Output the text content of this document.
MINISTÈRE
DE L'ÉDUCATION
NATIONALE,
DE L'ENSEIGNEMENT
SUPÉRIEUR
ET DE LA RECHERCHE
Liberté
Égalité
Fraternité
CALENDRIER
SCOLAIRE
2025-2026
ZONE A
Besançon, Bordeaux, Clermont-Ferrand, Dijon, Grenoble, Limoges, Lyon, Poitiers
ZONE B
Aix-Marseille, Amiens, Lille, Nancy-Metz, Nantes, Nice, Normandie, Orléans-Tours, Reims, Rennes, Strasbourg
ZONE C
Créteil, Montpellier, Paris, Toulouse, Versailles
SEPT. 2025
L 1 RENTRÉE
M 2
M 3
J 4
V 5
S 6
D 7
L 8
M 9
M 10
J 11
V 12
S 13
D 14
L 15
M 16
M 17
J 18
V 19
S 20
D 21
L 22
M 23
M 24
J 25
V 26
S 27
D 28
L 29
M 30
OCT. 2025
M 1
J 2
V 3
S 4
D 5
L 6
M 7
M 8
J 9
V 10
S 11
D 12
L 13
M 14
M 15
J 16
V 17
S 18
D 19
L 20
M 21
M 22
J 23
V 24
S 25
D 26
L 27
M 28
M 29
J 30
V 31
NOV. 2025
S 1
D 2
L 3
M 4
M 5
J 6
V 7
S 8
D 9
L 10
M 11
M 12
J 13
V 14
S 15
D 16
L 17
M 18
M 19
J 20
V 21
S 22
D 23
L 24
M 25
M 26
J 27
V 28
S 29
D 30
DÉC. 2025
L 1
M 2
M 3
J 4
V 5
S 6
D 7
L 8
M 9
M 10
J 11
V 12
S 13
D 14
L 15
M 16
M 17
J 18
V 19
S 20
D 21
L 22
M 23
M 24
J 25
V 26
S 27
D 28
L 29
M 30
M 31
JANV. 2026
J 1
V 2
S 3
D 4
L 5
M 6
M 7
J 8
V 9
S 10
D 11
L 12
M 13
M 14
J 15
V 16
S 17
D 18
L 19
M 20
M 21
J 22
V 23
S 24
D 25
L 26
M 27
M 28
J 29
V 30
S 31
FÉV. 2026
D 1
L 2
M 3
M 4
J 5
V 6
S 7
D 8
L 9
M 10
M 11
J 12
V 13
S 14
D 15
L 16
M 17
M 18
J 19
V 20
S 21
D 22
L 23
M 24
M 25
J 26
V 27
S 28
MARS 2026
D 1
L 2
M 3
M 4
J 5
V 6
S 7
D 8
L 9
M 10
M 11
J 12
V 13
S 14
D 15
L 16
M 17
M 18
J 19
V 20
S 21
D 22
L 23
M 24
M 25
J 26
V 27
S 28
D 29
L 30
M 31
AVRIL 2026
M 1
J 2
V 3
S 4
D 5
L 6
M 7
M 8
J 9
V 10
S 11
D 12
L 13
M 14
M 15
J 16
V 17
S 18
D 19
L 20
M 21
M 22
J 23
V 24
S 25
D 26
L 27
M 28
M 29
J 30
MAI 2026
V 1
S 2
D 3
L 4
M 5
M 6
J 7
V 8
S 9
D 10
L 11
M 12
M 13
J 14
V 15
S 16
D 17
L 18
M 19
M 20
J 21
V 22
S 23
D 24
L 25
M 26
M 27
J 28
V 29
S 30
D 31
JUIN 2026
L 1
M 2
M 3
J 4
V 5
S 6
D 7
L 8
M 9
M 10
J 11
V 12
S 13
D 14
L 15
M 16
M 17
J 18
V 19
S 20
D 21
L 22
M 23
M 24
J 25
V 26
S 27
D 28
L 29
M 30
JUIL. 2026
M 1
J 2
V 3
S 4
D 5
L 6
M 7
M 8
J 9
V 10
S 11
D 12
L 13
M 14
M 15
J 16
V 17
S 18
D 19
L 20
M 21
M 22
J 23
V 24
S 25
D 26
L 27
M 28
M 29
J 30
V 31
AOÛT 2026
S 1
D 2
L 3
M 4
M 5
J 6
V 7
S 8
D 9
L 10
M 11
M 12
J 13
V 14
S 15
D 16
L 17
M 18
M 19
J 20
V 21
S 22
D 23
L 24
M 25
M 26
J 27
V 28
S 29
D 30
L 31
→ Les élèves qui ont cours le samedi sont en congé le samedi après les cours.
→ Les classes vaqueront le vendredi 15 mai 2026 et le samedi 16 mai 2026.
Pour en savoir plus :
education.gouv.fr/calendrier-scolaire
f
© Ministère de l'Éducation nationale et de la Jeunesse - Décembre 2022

════════

▶ What the exercise asks
In the listing above, locate each line with "samedi" and copy it.

▶ Exercise result
→ Les élèves qui ont cours le samedi sont en congé le samedi après les cours.
→ Les classes vaqueront le vendredi 15 mai 2026 et le samedi 16 mai 2026.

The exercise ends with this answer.